Extracted material >>
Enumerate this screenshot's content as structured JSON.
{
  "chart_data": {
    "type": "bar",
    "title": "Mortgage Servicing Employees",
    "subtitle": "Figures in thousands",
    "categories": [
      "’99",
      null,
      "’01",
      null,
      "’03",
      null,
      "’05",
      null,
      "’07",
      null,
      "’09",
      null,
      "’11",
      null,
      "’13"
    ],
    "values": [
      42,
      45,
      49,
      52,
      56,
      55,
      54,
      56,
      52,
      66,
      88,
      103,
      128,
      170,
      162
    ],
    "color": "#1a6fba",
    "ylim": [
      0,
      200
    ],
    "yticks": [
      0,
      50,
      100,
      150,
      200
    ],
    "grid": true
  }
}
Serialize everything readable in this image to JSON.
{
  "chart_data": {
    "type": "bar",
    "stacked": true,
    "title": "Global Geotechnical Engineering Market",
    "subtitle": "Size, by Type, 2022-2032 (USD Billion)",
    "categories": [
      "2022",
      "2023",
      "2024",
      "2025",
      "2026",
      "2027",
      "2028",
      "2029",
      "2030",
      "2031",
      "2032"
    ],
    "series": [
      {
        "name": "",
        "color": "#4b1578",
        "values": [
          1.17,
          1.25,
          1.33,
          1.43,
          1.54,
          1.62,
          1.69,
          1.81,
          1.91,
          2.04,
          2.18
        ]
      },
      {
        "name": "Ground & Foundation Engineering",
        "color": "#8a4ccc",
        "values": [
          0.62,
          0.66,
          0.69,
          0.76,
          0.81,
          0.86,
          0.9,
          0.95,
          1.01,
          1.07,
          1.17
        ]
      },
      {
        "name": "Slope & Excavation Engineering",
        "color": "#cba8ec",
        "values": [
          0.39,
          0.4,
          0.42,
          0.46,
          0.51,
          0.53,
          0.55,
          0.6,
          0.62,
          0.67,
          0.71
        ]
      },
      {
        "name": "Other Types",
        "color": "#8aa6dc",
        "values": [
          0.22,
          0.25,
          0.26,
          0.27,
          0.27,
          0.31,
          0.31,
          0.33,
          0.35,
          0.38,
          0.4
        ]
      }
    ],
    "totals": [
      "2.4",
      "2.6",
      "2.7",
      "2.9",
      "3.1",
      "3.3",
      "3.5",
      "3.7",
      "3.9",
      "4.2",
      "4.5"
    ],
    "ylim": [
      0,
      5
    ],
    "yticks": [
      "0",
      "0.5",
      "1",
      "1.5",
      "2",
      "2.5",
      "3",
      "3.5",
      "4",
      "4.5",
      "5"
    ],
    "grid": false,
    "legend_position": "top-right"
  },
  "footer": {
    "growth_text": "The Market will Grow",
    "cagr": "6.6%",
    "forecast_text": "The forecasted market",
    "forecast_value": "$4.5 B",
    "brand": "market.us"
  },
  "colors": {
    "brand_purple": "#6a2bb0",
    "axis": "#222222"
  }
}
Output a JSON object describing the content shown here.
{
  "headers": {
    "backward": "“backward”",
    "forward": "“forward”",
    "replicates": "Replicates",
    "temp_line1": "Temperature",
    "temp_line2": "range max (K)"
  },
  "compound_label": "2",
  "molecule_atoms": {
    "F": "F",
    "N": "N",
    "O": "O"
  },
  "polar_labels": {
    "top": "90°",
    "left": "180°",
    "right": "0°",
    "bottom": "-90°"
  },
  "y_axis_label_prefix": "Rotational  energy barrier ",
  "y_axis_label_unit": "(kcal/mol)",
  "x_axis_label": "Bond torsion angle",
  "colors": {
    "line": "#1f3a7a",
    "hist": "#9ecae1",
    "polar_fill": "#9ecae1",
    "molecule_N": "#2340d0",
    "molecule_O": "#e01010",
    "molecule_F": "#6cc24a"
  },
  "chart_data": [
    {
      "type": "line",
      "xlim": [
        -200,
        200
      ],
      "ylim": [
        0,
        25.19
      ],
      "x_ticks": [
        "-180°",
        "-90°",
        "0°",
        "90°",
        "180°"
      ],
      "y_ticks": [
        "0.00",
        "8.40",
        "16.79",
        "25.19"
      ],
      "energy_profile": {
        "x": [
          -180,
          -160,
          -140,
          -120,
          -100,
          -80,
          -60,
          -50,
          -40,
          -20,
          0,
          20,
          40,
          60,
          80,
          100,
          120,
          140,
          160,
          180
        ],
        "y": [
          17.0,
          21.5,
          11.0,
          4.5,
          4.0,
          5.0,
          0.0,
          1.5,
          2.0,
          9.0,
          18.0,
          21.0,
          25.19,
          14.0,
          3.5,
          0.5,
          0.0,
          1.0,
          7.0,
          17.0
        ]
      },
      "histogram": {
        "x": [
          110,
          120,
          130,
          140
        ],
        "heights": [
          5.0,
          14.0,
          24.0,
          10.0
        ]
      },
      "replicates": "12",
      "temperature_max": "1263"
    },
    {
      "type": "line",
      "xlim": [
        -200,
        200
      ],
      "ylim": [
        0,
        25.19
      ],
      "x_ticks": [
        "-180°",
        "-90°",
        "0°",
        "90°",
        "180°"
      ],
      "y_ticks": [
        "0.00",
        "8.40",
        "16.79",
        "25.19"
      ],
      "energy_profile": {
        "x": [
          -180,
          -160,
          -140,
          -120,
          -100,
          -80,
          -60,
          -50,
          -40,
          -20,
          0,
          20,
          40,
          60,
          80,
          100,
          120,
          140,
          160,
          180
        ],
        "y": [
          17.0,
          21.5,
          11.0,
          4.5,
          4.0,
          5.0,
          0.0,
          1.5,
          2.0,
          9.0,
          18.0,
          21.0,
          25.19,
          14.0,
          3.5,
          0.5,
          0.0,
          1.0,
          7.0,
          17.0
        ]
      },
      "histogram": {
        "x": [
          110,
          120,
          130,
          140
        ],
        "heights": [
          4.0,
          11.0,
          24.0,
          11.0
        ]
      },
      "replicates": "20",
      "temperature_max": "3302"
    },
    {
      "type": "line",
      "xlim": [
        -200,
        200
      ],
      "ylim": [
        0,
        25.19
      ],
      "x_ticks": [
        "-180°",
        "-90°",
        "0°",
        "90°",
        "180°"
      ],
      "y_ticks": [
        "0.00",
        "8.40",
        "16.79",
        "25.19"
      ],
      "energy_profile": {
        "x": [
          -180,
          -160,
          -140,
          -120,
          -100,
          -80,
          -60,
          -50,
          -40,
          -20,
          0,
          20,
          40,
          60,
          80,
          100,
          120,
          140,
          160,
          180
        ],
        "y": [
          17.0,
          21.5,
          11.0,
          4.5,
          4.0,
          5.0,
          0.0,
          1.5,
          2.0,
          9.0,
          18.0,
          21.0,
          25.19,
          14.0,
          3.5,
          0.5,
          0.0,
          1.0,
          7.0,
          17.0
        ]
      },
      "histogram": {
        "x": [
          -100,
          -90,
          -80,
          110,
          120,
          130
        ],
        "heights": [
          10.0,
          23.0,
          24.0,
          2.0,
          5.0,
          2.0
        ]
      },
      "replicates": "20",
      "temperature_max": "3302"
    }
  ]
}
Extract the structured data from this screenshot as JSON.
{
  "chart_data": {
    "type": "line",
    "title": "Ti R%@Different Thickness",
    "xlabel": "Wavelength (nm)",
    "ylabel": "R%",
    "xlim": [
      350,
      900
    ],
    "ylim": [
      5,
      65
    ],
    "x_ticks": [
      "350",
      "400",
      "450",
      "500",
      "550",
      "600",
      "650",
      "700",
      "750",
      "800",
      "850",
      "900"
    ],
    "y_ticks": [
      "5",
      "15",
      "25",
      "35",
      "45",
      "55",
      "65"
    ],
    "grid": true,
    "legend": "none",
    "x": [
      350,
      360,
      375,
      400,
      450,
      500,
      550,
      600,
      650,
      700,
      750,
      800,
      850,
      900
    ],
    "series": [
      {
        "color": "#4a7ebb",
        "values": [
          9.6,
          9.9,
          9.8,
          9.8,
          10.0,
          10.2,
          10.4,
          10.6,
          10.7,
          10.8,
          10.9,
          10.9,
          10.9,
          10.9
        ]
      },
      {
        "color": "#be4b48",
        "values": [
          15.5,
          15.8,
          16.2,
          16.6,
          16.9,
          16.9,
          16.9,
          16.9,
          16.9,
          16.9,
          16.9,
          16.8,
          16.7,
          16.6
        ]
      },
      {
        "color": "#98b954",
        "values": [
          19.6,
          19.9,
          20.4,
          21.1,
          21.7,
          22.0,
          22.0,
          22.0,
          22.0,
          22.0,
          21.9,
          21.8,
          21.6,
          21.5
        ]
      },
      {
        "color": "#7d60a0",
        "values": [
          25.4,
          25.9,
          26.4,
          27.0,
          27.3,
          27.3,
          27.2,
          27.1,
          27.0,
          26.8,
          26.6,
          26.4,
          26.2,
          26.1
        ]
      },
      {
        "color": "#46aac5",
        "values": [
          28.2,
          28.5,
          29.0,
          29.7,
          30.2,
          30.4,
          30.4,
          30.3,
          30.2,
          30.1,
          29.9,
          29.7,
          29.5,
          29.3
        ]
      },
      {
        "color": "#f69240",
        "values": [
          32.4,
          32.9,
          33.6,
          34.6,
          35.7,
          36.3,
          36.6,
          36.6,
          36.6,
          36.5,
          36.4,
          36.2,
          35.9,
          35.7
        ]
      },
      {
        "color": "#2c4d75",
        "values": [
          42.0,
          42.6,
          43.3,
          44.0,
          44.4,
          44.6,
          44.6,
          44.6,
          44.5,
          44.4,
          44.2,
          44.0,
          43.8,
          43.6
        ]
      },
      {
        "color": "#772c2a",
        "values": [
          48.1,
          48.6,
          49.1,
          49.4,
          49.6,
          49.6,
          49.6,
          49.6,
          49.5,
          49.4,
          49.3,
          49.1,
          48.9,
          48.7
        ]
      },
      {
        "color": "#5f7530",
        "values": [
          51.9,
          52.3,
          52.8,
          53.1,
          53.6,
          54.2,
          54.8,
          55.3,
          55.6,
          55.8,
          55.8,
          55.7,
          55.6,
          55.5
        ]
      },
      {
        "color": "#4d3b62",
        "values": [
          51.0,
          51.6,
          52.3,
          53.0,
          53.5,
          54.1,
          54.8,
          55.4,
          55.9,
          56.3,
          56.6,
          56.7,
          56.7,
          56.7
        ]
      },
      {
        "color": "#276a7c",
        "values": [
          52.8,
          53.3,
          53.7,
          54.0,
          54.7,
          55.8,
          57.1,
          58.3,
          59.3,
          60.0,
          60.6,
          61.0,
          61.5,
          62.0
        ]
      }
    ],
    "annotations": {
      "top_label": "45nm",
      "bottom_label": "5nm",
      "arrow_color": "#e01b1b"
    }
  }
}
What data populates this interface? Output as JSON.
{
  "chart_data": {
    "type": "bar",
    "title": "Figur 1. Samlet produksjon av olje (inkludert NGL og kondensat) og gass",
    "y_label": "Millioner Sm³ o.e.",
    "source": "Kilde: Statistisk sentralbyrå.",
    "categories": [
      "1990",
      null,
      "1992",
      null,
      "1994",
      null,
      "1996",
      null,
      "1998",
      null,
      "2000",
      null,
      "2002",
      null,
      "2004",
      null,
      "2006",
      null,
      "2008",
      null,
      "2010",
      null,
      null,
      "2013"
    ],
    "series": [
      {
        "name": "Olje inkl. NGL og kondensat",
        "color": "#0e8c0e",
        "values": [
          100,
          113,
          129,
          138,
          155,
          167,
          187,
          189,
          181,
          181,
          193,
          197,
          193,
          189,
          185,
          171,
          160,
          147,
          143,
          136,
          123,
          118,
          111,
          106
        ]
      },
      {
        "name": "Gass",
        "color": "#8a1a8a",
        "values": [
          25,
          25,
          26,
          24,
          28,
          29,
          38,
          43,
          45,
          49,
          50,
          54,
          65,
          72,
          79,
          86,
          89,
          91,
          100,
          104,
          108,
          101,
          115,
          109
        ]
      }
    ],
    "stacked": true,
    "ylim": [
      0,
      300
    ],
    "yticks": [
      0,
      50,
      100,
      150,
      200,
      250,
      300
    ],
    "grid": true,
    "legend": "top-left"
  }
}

Exercise directions >>
Identify the lines of the data that contain the word "JSON". Copy each of them.

Solution >>
Enumerate this screenshot's content as structured JSON.
Serialize everything readable in this image to JSON.
Output a JSON object describing the content shown here.
Extract the structured data from this screenshot as JSON.
What data populates this interface? Output as JSON.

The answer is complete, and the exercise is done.